### TEXT EXCERPT
========================================================================

Figure 24 shows the overall functionality of the system, and roughly corresponds to the procedures
in the simulation program.
4.2 The algorithm in pseudocode
The user builds a knowledge base in the form of a semantic net. (This can be stored in a separate file
in the special format required by the program, or else hard-coded into the program.)
Input query. User supplies one to three node names and the desired relationship to find. System
supplies constant external input of 1.0 to each of the user-supplied query nodes. System decides
which node corresponds to the solution node (this is usually a user-invisible conjunctive node),
and the waveform that should correspond to that solution node to solve that query. If the
solution node does not already exist in the knowledge base, the solution node is created but is
linked to the fantasy node and very limited links are created to the solution node.
Initialize. System chooses an initial T-link. (Theoretically, any T-link is acceptable as an initial
T-link.) Miscellaneous technical bookkeeping: Old values are same as new values, since we are
just starting: (R' and D' have not been found yet.) T-link' <- T-link
State update. Reset activations. Reset all node activations to 0, including conjunctive nodes,
except for those with external input, and S, which must have activation 1. With respect to the
current T-link, collect all emanating T-links and improper adjacent T-links. ("Improper
adjacent" means include the current T-link with the "proper adjacent" T-links.)

========================================================================

### SHORT EXERCISE 1
Answer these questions about the pseudocode excerpt:
(a) In what form does the user build the knowledge base?
(b) How many node names does the user supply in a query?
(c) During the state update, which node must have activation 1?
The text and the records have no connection to each other.

Rows from a layout dataset:
========================================================================

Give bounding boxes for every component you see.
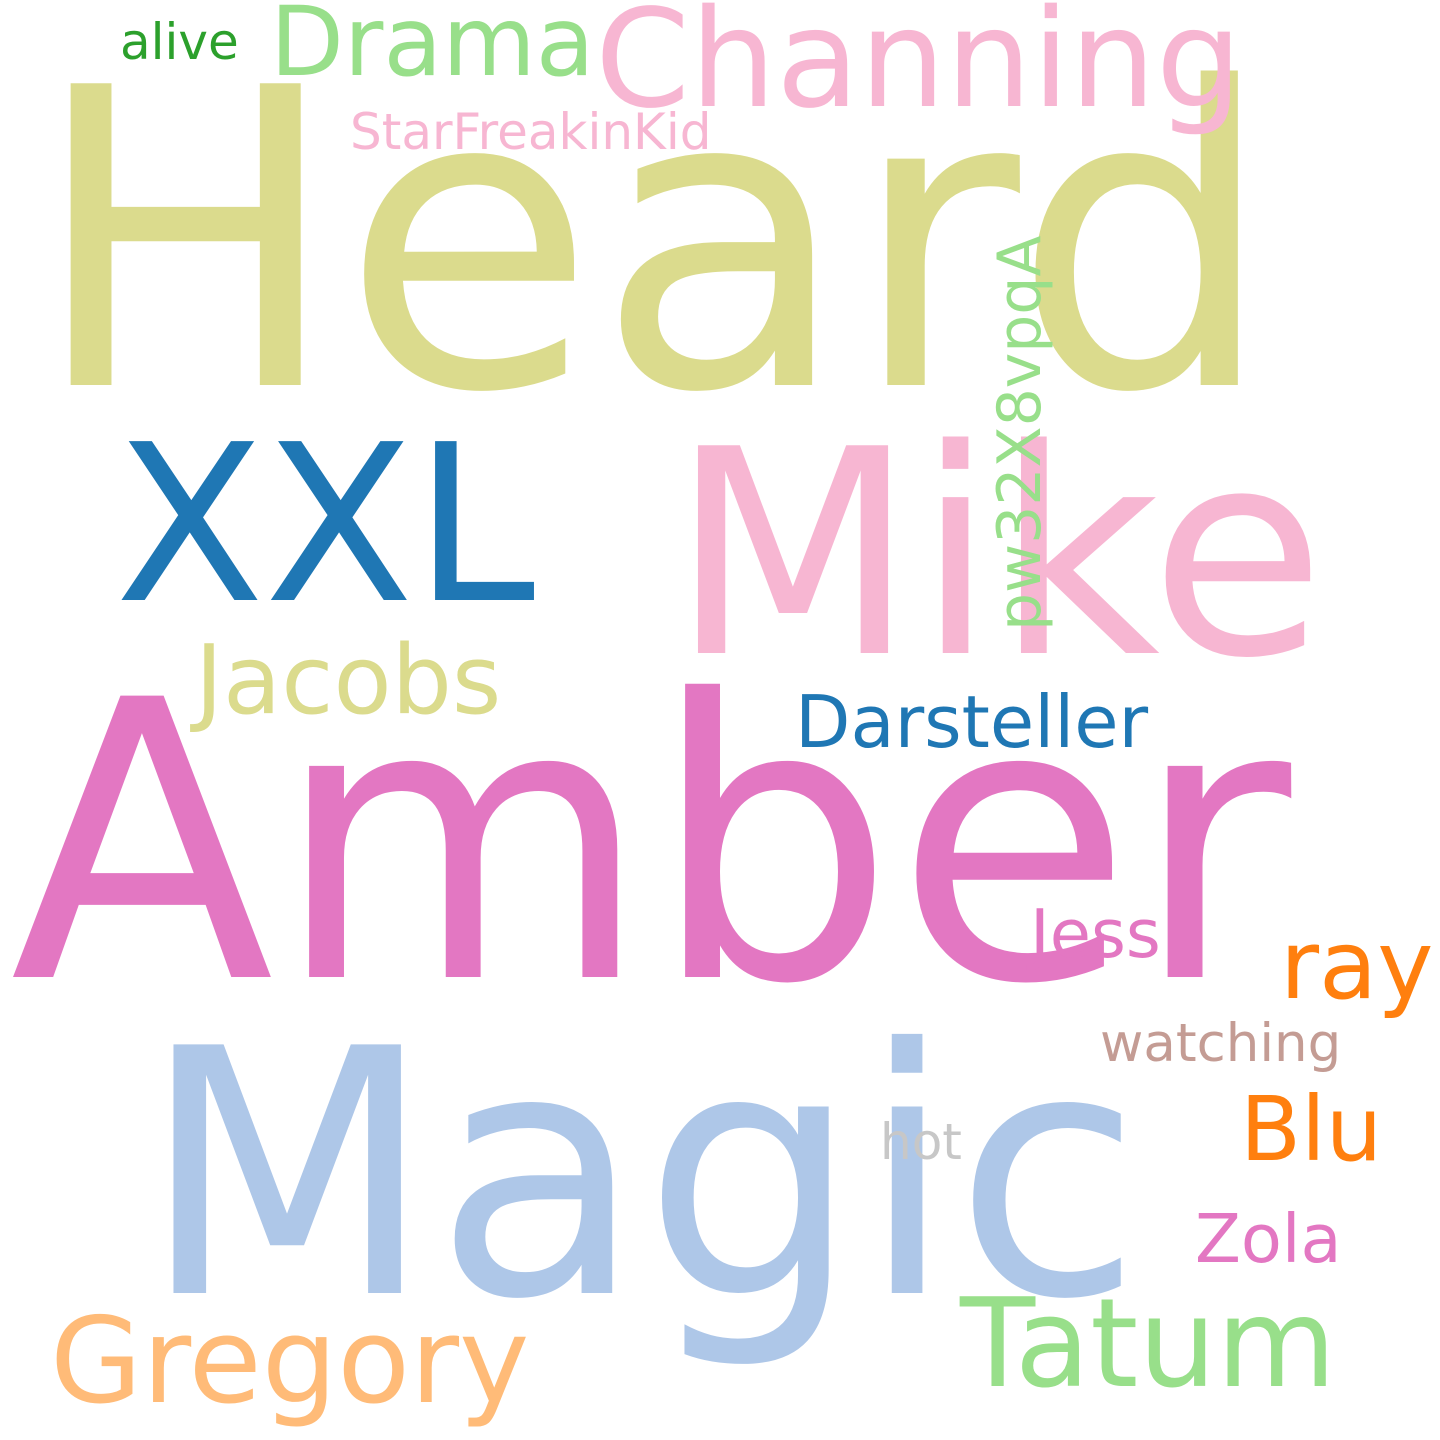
word-blu: Blu <box>1240 1077 1383 1181</box>
word-starfreakinkid: StarFreakinKid <box>350 103 712 161</box>
word-amber: Amber <box>10 620 1292 1069</box>
word-pw32x8vpqa: pw32X8vpqA <box>985 235 1055 631</box>
word-darsteller: Darsteller <box>795 680 1149 764</box>
word-mike: Mike <box>670 389 1326 721</box>
word-jacobs: Jacobs <box>195 626 502 736</box>
word-heard: Heard <box>30 1 1276 483</box>
word-channing: Channing <box>595 0 1243 139</box>
word-alive: alive <box>120 13 239 71</box>
word-tatum: Tatum <box>960 1273 1337 1416</box>
word-jess: Jess <box>1030 895 1161 973</box>
word-gregory: Gregory <box>50 1293 530 1431</box>
word-magic: Magic <box>140 977 1142 1374</box>
word-xxl: XXL <box>115 399 536 652</box>
word-hot: hot <box>880 1113 962 1171</box>
word-watching: watching <box>1100 1013 1342 1074</box>
word-zola: Zola <box>1195 1200 1342 1278</box>
word-drama: Drama <box>270 0 595 98</box>
word-ray: ray <box>1280 911 1434 1021</box>
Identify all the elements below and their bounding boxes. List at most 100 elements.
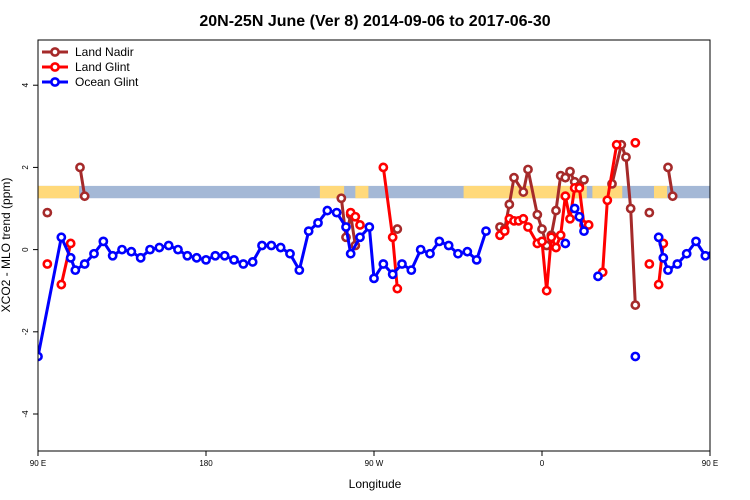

========================================================================

### SHORT EXERCISE 2
Write out everything in the records from the line that contains "word-blu: Blu <box>1240 1077 1383 1181</box>" through the end of the records, both ends included, and leave out the pictures.

### WRITTEN SOLUTION 1
(a) A semantic net.
(b) One to three.
(c) S.

### WRITTEN SOLUTION 2
word-blu: Blu <box>1240 1077 1383 1181</box>
word-starfreakinkid: StarFreakinKid <box>350 103 712 161</box>
word-amber: Amber <box>10 620 1292 1069</box>
word-pw32x8vpqa: pw32X8vpqA <box>985 235 1055 631</box>
word-darsteller: Darsteller <box>795 680 1149 764</box>
word-mike: Mike <box>670 389 1326 721</box>
word-jacobs: Jacobs <box>195 626 502 736</box>
word-heard: Heard <box>30 1 1276 483</box>
word-channing: Channing <box>595 0 1243 139</box>
word-alive: alive <box>120 13 239 71</box>
word-tatum: Tatum <box>960 1273 1337 1416</box>
word-jess: Jess <box>1030 895 1161 973</box>
word-gregory: Gregory <box>50 1293 530 1431</box>
word-magic: Magic <box>140 977 1142 1374</box>
word-xxl: XXL <box>115 399 536 652</box>
word-hot: hot <box>880 1113 962 1171</box>
word-watching: watching <box>1100 1013 1342 1074</box>
word-zola: Zola <box>1195 1200 1342 1278</box>
word-drama: Drama <box>270 0 595 98</box>
word-ray: ray <box>1280 911 1434 1021</box>
Identify all the elements below and their bounding boxes. List at most 100 elements.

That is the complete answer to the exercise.